**JOB:** Where the data below has the string "Алексей", return the whole line.
####################
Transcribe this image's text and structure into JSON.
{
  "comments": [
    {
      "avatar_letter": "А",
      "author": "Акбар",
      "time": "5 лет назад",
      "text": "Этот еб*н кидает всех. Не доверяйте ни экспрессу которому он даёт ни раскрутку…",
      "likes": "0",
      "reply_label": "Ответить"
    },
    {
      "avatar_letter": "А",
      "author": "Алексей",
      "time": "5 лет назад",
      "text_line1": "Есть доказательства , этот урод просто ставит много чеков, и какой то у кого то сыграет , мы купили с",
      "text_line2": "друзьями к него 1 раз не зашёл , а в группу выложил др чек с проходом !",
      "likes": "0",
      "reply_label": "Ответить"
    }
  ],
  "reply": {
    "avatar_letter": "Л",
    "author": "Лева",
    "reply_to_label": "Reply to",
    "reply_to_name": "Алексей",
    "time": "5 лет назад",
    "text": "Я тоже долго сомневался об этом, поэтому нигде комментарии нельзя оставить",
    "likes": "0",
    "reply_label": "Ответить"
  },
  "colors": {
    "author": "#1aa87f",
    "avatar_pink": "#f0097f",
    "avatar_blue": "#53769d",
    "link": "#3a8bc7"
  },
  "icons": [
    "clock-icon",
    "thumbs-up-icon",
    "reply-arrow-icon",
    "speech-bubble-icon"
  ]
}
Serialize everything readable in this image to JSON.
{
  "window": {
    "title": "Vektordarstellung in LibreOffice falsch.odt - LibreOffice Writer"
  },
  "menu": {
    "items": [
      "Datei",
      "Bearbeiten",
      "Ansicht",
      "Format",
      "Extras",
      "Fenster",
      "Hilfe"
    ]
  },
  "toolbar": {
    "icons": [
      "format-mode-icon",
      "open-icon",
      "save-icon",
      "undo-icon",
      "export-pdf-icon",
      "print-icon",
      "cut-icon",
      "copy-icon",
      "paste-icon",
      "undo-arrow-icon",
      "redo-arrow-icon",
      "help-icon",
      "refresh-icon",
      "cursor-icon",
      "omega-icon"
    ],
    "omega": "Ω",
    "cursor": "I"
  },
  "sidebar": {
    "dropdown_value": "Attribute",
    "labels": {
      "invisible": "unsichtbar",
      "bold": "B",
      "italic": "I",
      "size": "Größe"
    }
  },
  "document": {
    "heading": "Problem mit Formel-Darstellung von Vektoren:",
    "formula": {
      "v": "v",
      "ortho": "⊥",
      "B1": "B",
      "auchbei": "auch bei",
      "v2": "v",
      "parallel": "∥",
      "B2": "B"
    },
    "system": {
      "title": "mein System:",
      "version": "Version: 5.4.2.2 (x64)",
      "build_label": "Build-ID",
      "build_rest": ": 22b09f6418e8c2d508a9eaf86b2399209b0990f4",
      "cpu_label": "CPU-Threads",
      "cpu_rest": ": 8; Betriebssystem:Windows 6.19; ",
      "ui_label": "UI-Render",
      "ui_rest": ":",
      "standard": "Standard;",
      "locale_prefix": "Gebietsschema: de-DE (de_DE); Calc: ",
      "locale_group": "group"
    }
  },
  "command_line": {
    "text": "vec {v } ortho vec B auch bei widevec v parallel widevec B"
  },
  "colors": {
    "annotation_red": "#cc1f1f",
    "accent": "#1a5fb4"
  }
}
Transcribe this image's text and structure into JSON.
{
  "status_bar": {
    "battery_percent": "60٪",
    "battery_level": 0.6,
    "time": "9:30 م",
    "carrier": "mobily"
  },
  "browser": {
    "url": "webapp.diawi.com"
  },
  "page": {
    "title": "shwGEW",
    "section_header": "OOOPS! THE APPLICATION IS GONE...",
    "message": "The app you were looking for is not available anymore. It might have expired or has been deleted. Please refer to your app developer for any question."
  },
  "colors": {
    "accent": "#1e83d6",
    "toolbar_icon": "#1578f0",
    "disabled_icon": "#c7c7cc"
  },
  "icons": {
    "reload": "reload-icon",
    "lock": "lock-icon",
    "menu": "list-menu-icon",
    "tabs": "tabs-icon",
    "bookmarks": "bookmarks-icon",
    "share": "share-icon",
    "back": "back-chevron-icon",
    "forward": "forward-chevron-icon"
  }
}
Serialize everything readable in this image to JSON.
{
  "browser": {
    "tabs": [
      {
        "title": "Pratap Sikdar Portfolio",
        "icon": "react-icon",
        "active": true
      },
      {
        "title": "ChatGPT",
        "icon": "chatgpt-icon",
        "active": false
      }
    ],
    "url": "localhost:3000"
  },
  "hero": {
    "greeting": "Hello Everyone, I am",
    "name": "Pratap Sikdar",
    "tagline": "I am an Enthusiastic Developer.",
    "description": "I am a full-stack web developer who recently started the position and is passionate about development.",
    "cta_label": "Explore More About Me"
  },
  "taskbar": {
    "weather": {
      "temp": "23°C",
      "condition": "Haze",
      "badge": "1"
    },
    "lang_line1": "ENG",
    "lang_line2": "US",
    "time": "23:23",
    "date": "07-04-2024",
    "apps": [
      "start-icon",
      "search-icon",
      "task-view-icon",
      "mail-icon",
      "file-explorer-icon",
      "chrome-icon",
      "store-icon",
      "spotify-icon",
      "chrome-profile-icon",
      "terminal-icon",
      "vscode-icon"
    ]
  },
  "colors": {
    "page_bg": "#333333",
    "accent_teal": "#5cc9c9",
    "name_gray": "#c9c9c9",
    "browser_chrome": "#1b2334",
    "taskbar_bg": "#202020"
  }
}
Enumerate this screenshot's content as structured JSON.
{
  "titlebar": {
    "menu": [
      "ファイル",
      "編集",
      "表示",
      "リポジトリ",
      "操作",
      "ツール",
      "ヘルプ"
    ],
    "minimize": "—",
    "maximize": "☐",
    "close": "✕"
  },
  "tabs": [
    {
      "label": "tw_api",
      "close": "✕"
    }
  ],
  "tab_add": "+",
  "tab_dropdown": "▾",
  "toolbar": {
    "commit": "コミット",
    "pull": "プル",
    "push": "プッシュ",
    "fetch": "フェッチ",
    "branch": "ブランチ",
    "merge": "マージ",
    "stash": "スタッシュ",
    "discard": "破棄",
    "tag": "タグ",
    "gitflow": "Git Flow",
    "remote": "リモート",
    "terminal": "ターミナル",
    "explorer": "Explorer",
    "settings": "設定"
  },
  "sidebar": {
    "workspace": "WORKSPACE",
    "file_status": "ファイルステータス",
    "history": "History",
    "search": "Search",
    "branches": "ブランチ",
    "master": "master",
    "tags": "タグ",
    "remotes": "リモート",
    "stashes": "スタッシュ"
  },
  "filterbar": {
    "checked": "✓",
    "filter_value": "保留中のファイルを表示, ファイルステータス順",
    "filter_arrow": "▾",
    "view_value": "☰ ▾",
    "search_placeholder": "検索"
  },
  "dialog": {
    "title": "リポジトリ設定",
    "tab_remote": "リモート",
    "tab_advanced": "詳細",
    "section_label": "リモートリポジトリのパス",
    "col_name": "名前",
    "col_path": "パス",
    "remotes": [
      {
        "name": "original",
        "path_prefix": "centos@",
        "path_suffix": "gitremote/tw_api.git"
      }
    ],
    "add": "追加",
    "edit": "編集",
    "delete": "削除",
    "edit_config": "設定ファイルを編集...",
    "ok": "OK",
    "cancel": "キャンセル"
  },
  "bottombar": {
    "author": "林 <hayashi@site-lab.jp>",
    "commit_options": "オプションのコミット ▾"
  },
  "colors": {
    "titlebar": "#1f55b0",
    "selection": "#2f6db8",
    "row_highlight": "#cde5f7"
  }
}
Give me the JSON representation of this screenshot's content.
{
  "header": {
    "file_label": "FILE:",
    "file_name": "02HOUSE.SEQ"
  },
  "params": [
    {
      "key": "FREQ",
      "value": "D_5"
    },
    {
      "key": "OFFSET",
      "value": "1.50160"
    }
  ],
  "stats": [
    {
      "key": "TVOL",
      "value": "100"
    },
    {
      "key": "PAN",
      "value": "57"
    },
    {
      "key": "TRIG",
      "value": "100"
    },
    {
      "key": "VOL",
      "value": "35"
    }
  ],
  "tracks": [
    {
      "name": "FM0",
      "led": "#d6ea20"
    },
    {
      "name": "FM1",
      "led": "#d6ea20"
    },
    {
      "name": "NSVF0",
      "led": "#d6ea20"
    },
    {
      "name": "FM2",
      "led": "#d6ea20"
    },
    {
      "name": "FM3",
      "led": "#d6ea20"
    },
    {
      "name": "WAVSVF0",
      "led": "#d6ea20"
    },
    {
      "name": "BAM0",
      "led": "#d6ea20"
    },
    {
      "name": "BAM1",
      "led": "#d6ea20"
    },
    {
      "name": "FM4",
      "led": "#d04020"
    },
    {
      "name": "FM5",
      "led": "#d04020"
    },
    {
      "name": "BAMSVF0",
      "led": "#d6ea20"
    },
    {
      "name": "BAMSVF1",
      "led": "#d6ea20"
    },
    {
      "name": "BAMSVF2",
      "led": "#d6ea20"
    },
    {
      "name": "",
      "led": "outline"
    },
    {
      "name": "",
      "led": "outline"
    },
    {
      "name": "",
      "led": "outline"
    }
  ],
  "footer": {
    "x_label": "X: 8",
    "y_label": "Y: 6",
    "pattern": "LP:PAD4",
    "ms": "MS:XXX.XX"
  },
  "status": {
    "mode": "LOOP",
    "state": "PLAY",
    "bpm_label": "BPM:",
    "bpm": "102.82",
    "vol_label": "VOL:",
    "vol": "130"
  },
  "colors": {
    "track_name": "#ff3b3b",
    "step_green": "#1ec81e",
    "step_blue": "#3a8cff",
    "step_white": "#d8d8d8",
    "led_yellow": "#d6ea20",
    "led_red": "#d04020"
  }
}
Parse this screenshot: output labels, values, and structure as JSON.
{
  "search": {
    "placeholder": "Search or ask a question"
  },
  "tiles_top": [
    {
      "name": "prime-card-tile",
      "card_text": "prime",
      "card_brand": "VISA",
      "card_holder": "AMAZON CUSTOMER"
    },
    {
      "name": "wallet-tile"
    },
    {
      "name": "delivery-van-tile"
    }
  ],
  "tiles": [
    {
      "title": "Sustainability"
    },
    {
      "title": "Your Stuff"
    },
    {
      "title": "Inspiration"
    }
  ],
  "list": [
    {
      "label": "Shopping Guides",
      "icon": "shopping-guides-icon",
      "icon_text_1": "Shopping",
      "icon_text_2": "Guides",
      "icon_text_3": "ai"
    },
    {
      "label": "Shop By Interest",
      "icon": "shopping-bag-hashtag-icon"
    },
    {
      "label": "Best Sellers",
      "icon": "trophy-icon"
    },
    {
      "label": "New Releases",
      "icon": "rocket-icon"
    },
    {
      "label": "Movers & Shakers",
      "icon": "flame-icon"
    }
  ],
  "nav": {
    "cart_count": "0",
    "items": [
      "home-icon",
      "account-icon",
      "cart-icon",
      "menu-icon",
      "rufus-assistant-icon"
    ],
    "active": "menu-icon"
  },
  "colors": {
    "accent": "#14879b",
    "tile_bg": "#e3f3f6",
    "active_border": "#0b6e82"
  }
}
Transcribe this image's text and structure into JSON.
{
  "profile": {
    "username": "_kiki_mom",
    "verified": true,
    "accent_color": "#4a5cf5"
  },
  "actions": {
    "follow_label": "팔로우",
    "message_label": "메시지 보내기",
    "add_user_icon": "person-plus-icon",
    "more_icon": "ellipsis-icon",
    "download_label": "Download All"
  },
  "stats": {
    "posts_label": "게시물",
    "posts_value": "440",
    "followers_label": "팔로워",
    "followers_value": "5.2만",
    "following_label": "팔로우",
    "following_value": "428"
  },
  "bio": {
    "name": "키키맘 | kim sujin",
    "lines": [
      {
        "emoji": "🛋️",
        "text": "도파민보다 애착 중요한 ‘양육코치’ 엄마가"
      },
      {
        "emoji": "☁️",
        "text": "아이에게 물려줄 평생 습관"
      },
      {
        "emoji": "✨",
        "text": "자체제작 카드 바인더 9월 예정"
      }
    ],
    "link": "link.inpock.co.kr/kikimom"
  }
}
####################
**WORKED ANSWER:**
      "author": "Алексей",
    "reply_to_name": "Алексей",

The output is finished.